◆ Stored items from a collection

BEGIN

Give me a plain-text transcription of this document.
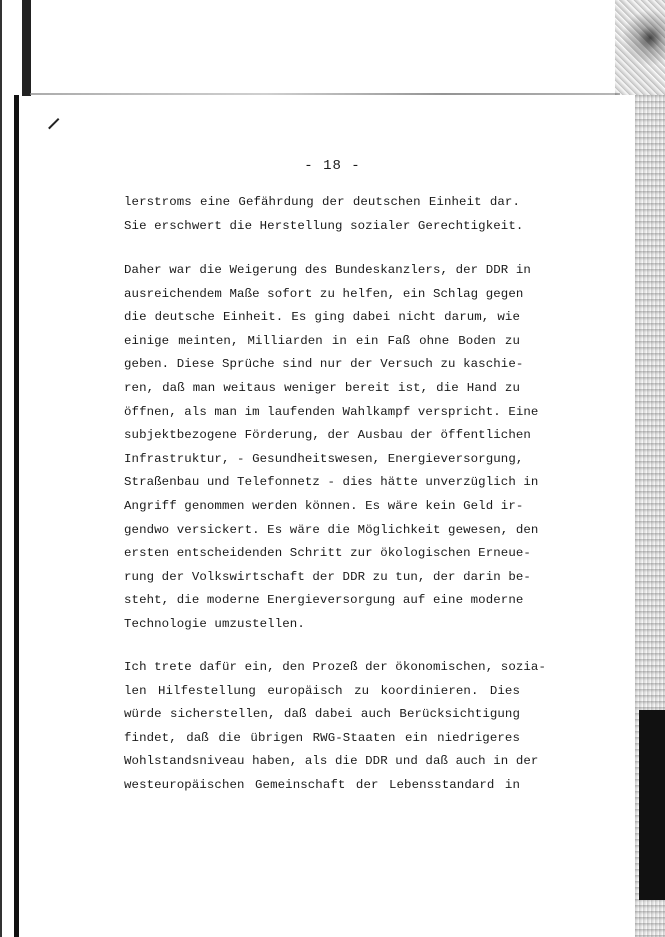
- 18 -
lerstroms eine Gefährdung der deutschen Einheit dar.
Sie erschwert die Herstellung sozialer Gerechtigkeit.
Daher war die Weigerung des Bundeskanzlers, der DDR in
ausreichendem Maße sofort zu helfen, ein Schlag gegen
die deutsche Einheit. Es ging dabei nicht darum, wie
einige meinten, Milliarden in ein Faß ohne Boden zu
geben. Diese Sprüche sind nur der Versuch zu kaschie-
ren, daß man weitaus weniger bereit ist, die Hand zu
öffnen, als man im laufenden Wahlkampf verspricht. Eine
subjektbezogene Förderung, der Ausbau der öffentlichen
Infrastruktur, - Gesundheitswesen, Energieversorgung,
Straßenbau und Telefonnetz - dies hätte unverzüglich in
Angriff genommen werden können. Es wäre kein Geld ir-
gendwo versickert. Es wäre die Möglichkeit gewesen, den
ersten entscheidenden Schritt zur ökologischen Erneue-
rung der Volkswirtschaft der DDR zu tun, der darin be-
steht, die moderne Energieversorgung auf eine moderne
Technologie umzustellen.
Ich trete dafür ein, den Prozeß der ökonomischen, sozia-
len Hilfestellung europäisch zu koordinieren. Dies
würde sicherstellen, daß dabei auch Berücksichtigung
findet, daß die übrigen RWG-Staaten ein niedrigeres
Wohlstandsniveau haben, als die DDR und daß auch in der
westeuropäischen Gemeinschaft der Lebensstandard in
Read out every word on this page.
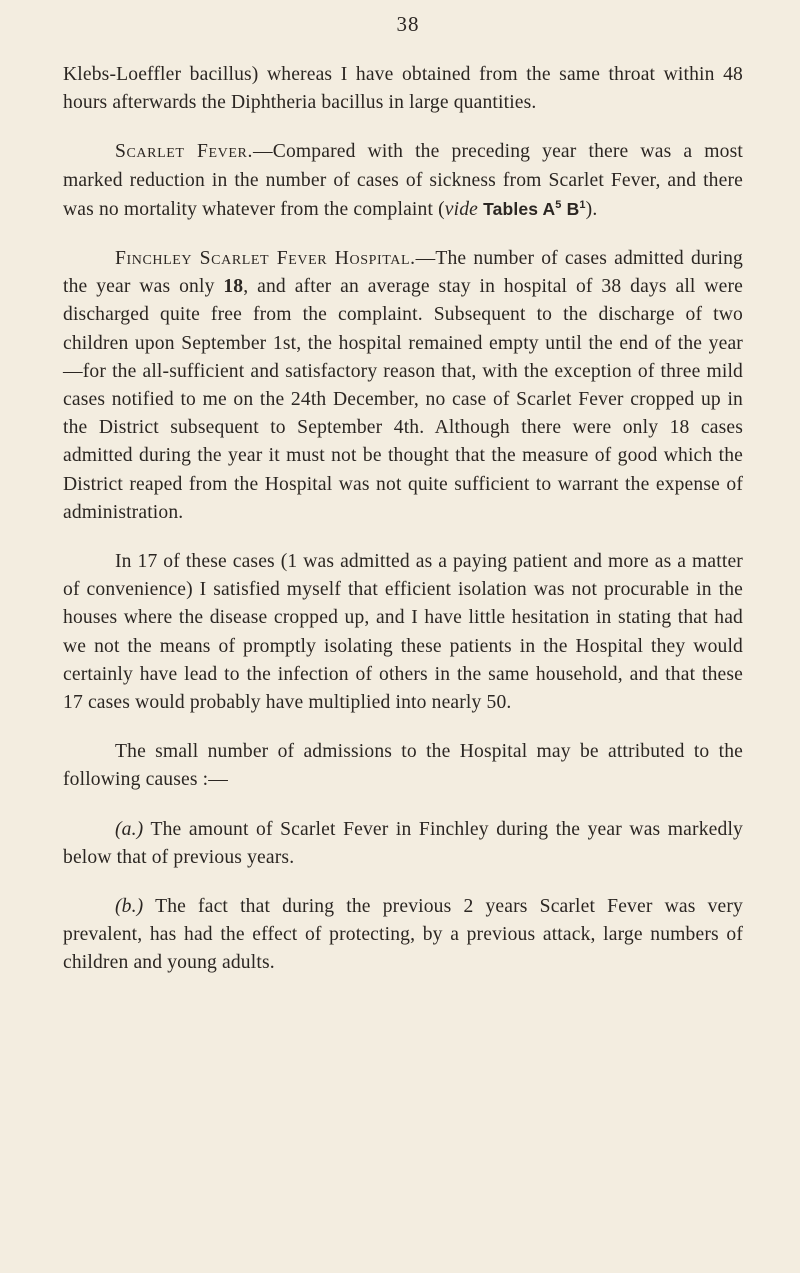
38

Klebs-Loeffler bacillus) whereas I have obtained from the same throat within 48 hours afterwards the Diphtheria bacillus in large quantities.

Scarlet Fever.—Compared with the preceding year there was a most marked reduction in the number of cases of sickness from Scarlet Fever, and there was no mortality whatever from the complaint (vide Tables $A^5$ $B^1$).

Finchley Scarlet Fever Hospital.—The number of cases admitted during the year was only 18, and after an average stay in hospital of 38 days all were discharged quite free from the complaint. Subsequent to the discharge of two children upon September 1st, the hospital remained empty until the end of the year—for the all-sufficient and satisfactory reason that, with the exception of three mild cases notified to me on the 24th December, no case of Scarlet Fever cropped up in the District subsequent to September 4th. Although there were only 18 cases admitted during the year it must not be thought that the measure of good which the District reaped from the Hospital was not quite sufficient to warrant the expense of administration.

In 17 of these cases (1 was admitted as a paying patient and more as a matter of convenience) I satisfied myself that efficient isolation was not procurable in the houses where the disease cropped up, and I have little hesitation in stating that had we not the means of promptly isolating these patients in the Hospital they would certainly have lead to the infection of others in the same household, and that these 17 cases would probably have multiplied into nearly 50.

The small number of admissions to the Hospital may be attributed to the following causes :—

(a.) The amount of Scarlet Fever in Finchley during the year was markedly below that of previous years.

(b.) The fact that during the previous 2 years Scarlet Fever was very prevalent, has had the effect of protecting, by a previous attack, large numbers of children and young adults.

END
BEGIN

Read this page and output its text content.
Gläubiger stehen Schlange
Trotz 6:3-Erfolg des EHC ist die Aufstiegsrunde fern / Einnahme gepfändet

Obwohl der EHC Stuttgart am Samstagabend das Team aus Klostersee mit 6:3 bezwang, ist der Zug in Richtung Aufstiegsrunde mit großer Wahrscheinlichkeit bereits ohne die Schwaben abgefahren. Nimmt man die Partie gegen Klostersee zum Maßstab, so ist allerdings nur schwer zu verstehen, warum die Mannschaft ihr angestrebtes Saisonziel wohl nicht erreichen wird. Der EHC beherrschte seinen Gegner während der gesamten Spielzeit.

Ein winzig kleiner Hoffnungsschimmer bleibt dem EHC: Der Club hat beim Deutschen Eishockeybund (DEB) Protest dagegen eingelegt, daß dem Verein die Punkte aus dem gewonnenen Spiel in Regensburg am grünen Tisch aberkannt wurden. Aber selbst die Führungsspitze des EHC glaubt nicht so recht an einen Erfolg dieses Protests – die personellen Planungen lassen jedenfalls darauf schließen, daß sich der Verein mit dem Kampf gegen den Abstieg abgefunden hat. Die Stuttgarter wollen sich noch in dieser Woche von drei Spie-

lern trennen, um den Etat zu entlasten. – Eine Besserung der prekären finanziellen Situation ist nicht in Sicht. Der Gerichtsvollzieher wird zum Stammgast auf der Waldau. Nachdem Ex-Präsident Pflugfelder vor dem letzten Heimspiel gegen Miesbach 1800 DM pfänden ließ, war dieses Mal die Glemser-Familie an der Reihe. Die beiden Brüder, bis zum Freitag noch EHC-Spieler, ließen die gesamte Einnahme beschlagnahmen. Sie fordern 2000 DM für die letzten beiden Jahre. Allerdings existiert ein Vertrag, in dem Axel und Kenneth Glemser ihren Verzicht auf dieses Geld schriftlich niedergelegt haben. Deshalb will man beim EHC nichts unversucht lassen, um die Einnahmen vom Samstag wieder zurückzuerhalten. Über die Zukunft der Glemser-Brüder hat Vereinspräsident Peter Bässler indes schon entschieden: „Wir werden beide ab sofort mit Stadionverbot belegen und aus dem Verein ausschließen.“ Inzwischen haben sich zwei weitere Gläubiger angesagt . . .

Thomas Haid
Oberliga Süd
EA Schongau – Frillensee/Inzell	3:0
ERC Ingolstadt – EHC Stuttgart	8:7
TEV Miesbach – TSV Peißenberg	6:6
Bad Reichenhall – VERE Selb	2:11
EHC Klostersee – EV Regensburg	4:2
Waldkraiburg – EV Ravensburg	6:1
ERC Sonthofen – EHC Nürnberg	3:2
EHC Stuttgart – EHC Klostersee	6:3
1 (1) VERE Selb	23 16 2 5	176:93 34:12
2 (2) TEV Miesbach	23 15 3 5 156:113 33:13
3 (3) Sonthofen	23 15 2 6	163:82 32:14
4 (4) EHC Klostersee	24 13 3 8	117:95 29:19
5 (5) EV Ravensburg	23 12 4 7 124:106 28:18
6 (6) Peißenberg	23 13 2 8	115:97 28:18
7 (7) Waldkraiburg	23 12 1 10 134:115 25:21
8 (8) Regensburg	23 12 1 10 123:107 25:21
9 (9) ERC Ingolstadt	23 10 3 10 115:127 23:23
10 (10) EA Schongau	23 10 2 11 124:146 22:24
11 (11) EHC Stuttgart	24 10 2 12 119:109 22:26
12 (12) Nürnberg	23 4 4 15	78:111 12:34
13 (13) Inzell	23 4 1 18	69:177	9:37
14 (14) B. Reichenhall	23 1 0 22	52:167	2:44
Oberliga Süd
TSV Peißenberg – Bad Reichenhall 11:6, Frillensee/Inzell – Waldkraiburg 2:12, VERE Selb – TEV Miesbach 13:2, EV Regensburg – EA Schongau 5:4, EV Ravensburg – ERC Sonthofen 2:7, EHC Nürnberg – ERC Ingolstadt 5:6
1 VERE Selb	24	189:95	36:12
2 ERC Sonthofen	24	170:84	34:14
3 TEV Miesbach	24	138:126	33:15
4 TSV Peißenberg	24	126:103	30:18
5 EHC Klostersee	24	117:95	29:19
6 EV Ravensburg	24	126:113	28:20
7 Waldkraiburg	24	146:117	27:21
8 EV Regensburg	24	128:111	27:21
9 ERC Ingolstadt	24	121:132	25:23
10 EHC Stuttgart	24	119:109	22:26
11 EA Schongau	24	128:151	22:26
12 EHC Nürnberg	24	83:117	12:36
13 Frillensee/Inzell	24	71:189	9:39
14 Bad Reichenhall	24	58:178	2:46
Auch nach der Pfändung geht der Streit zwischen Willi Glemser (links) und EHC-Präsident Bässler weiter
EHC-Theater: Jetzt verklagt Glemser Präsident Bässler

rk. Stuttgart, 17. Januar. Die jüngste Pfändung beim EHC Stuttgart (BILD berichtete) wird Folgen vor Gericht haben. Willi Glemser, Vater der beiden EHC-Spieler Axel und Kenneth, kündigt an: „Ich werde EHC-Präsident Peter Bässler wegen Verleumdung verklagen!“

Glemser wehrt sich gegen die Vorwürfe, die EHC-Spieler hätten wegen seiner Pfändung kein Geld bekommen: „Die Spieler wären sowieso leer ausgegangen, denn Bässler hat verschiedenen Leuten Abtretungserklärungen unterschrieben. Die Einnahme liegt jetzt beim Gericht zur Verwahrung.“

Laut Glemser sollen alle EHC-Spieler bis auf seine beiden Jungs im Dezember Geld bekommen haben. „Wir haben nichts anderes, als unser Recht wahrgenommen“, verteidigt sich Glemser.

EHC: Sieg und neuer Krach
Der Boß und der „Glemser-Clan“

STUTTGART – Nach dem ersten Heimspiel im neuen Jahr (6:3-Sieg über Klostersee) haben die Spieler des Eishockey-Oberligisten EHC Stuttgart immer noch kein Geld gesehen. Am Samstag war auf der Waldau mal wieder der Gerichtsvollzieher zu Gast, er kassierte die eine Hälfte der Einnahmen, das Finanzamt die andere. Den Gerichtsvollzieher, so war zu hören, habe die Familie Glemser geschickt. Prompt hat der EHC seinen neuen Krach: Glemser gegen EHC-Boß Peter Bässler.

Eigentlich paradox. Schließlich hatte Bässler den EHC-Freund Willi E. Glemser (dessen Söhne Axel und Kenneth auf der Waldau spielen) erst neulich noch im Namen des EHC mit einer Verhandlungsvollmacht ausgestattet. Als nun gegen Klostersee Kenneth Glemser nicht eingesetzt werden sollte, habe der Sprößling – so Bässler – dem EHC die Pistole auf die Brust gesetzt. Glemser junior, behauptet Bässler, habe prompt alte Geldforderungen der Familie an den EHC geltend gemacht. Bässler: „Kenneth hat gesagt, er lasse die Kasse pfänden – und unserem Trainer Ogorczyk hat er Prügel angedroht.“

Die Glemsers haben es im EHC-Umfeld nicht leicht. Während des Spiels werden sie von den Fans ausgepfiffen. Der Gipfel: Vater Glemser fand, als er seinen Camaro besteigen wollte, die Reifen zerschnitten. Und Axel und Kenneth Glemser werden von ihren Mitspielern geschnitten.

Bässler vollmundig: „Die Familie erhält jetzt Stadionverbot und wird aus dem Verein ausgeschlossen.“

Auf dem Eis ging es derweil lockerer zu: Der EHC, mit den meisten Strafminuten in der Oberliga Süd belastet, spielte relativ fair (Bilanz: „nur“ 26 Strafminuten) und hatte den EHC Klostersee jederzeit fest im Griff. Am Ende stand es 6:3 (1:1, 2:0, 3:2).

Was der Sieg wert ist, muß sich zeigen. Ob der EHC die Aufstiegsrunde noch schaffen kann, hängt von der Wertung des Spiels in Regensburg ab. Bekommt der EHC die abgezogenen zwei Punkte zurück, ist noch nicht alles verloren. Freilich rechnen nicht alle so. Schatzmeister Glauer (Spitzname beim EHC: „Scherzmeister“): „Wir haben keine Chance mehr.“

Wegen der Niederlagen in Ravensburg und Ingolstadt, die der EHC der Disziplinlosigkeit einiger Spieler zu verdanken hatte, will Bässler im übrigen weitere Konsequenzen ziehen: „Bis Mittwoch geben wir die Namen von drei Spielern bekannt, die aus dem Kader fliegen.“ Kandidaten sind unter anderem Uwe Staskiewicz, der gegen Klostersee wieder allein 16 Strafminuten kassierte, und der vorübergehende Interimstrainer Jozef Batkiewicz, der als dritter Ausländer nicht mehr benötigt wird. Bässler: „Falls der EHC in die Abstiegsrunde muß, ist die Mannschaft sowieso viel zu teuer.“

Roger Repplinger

END
BEGIN

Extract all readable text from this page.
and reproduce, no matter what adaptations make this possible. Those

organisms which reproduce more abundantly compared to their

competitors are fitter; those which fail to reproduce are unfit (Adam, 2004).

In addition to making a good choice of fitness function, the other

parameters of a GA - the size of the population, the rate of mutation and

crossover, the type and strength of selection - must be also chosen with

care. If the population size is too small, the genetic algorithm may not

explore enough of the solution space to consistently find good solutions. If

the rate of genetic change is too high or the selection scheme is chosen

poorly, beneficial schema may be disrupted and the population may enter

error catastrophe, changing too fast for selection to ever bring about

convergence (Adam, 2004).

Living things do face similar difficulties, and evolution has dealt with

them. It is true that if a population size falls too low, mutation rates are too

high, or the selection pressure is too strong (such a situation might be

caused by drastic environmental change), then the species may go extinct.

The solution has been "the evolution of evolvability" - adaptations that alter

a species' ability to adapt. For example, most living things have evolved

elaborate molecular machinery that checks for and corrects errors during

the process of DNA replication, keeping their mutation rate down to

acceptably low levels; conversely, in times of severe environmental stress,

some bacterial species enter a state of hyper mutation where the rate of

END

◆ What needs to be done
Select and copy each line from the data that includes the word "Schongau".

◆ Task result
EA Schongau – Frillensee/Inzell	3:0
10 (10) EA Schongau	23 10 2 11 124:146 22:24
TSV Peißenberg – Bad Reichenhall 11:6, Frillensee/Inzell – Waldkraiburg 2:12, VERE Selb – TEV Miesbach 13:2, EV Regensburg – EA Schongau 5:4, EV Ravensburg – ERC Sonthofen 2:7, EHC Nürnberg – ERC Ingolstadt 5:6
11 EA Schongau	24	128:151	22:26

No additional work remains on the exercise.